◆ **Dataset items**
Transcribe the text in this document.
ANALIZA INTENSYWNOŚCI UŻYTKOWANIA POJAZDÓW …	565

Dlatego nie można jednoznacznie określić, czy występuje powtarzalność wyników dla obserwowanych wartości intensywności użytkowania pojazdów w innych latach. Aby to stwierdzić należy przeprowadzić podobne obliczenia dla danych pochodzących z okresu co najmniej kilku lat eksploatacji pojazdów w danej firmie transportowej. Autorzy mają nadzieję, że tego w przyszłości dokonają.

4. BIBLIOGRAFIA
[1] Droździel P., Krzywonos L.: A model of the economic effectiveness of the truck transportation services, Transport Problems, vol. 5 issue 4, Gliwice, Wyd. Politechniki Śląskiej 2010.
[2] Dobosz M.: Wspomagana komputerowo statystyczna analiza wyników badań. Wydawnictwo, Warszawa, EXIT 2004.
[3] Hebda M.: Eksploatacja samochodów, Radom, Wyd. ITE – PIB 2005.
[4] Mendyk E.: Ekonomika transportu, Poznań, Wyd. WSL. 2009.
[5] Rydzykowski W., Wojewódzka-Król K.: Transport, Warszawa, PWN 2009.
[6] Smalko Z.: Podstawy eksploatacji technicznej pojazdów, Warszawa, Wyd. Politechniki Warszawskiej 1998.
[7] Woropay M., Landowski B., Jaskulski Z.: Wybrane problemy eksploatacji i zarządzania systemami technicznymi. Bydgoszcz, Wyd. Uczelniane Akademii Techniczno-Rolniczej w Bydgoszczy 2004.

◆ **Direction**
Please quote every record above exactly as it appears.

◆ **Solved problem**
Transcribe the text in this document.
ANALIZA INTENSYWNOŚCI UŻYTKOWANIA POJAZDÓW …	565

Dlatego nie można jednoznacznie określić, czy występuje powtarzalność wyników dla obserwowanych wartości intensywności użytkowania pojazdów w innych latach. Aby to stwierdzić należy przeprowadzić podobne obliczenia dla danych pochodzących z okresu co najmniej kilku lat eksploatacji pojazdów w danej firmie transportowej. Autorzy mają nadzieję, że tego w przyszłości dokonają.

4. BIBLIOGRAFIA
[1] Droździel P., Krzywonos L.: A model of the economic effectiveness of the truck transportation services, Transport Problems, vol. 5 issue 4, Gliwice, Wyd. Politechniki Śląskiej 2010.
[2] Dobosz M.: Wspomagana komputerowo statystyczna analiza wyników badań. Wydawnictwo, Warszawa, EXIT 2004.
[3] Hebda M.: Eksploatacja samochodów, Radom, Wyd. ITE – PIB 2005.
[4] Mendyk E.: Ekonomika transportu, Poznań, Wyd. WSL. 2009.
[5] Rydzykowski W., Wojewódzka-Król K.: Transport, Warszawa, PWN 2009.
[6] Smalko Z.: Podstawy eksploatacji technicznej pojazdów, Warszawa, Wyd. Politechniki Warszawskiej 1998.
[7] Woropay M., Landowski B., Jaskulski Z.: Wybrane problemy eksploatacji i zarządzania systemami technicznymi. Bydgoszcz, Wyd. Uczelniane Akademii Techniczno-Rolniczej w Bydgoszczy 2004.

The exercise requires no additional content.